— start GIVEN DATA —

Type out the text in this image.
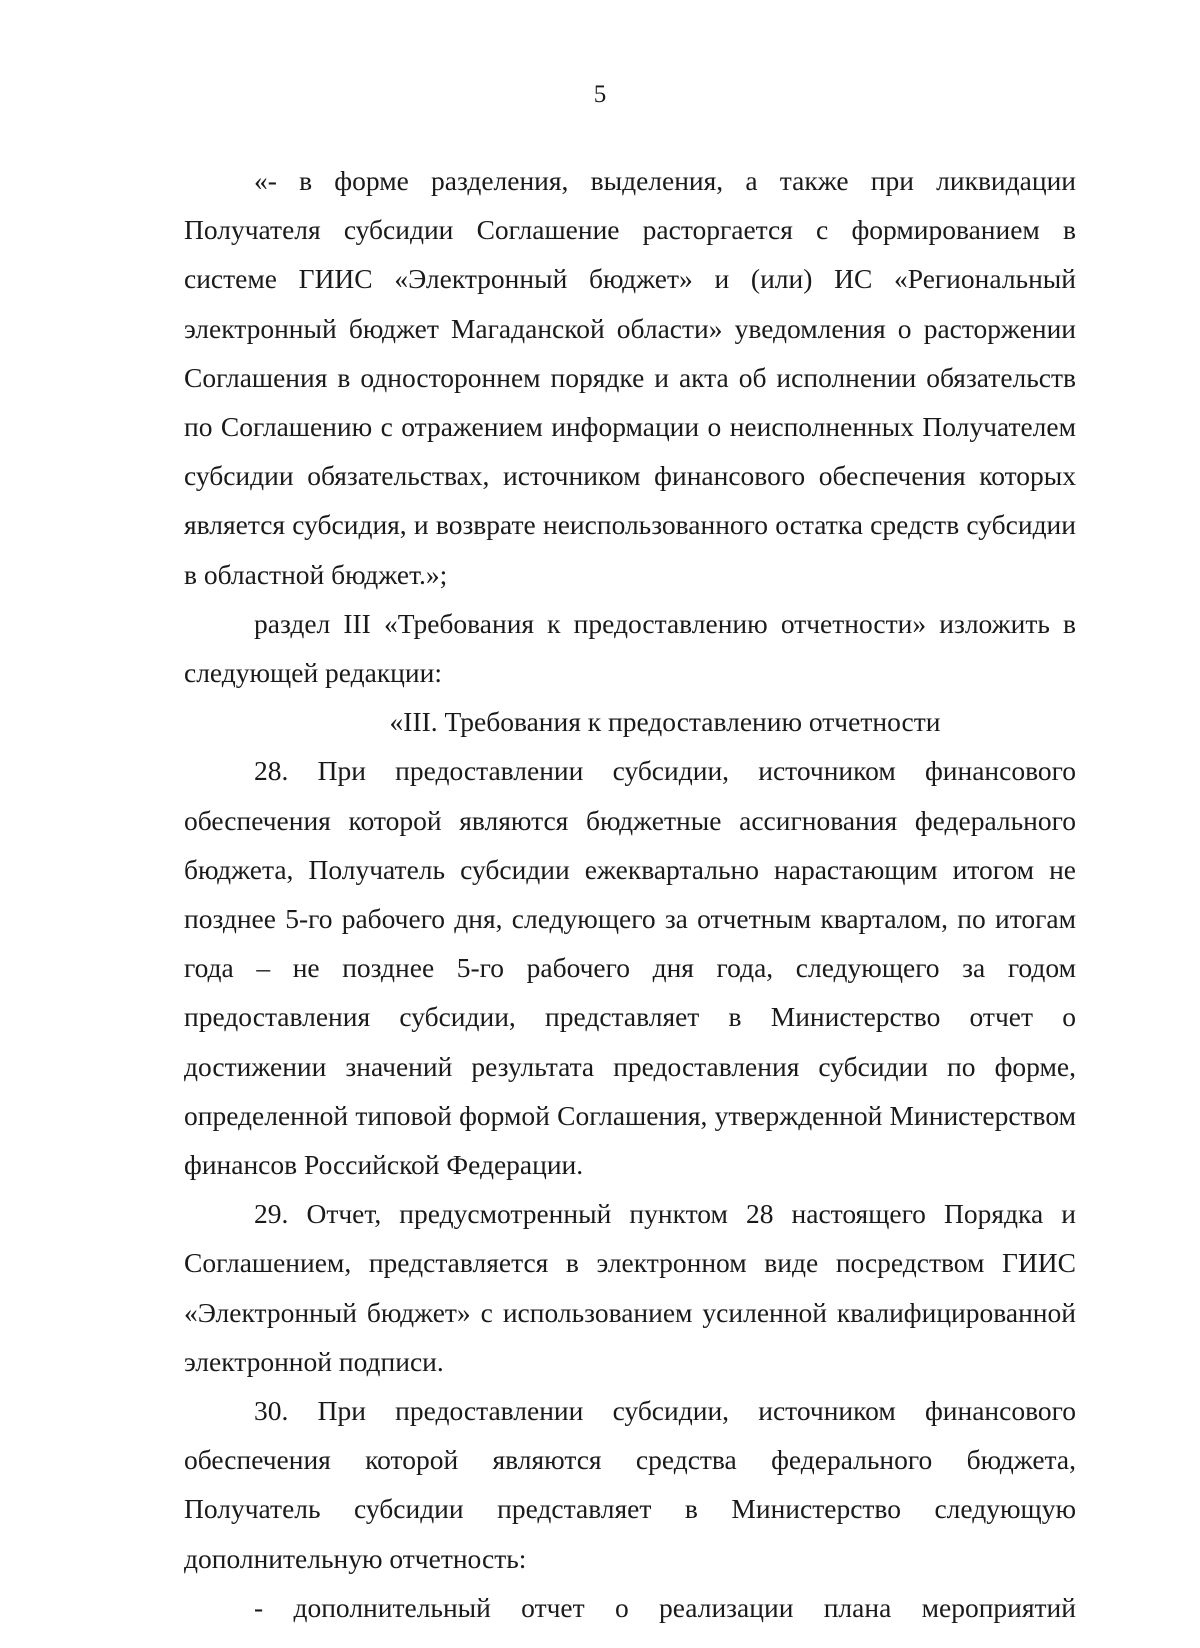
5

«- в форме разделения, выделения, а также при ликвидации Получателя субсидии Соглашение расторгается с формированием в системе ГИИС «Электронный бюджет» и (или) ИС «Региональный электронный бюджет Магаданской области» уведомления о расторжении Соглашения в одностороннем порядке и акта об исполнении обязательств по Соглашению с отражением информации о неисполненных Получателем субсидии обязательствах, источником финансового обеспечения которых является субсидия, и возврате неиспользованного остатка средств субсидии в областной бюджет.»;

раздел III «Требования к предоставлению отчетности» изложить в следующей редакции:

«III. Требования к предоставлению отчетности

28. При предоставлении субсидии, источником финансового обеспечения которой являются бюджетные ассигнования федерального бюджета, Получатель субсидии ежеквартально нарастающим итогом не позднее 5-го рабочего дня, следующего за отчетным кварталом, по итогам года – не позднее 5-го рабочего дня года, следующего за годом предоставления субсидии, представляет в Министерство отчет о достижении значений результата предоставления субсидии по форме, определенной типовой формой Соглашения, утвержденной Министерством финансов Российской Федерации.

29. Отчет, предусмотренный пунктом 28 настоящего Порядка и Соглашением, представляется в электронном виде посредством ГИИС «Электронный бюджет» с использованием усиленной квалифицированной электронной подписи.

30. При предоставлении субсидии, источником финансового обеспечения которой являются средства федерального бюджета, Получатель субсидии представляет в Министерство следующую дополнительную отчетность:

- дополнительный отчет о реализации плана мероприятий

— end GIVEN DATA —

> _PROMPT_: Print every entry above again without changing a word, and omit the pictures.

> _FINAL RESULT_:
Type out the text in this image.
5

«- в форме разделения, выделения, а также при ликвидации Получателя субсидии Соглашение расторгается с формированием в системе ГИИС «Электронный бюджет» и (или) ИС «Региональный электронный бюджет Магаданской области» уведомления о расторжении Соглашения в одностороннем порядке и акта об исполнении обязательств по Соглашению с отражением информации о неисполненных Получателем субсидии обязательствах, источником финансового обеспечения которых является субсидия, и возврате неиспользованного остатка средств субсидии в областной бюджет.»;

раздел III «Требования к предоставлению отчетности» изложить в следующей редакции:

«III. Требования к предоставлению отчетности

28. При предоставлении субсидии, источником финансового обеспечения которой являются бюджетные ассигнования федерального бюджета, Получатель субсидии ежеквартально нарастающим итогом не позднее 5-го рабочего дня, следующего за отчетным кварталом, по итогам года – не позднее 5-го рабочего дня года, следующего за годом предоставления субсидии, представляет в Министерство отчет о достижении значений результата предоставления субсидии по форме, определенной типовой формой Соглашения, утвержденной Министерством финансов Российской Федерации.

29. Отчет, предусмотренный пунктом 28 настоящего Порядка и Соглашением, представляется в электронном виде посредством ГИИС «Электронный бюджет» с использованием усиленной квалифицированной электронной подписи.

30. При предоставлении субсидии, источником финансового обеспечения которой являются средства федерального бюджета, Получатель субсидии представляет в Министерство следующую дополнительную отчетность:

- дополнительный отчет о реализации плана мероприятий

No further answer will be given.